Instruction: Reproduce the following material exactly, including every line.

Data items
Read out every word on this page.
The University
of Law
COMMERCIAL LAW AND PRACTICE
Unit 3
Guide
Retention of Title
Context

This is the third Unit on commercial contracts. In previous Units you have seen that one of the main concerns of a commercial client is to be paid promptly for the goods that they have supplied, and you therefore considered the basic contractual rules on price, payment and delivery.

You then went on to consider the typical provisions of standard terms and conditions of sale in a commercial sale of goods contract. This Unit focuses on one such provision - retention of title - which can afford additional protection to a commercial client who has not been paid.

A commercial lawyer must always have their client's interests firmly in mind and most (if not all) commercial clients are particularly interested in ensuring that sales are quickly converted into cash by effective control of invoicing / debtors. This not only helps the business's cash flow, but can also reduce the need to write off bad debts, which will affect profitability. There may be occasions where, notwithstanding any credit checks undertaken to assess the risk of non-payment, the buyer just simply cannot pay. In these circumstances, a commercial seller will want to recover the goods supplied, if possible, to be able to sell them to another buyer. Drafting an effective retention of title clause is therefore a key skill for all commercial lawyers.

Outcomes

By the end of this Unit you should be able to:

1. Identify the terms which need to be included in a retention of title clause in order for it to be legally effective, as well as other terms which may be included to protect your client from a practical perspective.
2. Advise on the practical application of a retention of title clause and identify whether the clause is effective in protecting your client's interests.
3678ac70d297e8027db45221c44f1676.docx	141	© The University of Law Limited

Expected answer:
Read out every word on this page.
The University
of Law
COMMERCIAL LAW AND PRACTICE
Unit 3
Guide
Retention of Title
Context

This is the third Unit on commercial contracts. In previous Units you have seen that one of the main concerns of a commercial client is to be paid promptly for the goods that they have supplied, and you therefore considered the basic contractual rules on price, payment and delivery.

You then went on to consider the typical provisions of standard terms and conditions of sale in a commercial sale of goods contract. This Unit focuses on one such provision - retention of title - which can afford additional protection to a commercial client who has not been paid.

A commercial lawyer must always have their client's interests firmly in mind and most (if not all) commercial clients are particularly interested in ensuring that sales are quickly converted into cash by effective control of invoicing / debtors. This not only helps the business's cash flow, but can also reduce the need to write off bad debts, which will affect profitability. There may be occasions where, notwithstanding any credit checks undertaken to assess the risk of non-payment, the buyer just simply cannot pay. In these circumstances, a commercial seller will want to recover the goods supplied, if possible, to be able to sell them to another buyer. Drafting an effective retention of title clause is therefore a key skill for all commercial lawyers.

Outcomes

By the end of this Unit you should be able to:

1. Identify the terms which need to be included in a retention of title clause in order for it to be legally effective, as well as other terms which may be included to protect your client from a practical perspective.
2. Advise on the practical application of a retention of title clause and identify whether the clause is effective in protecting your client's interests.
3678ac70d297e8027db45221c44f1676.docx	141	© The University of Law Limited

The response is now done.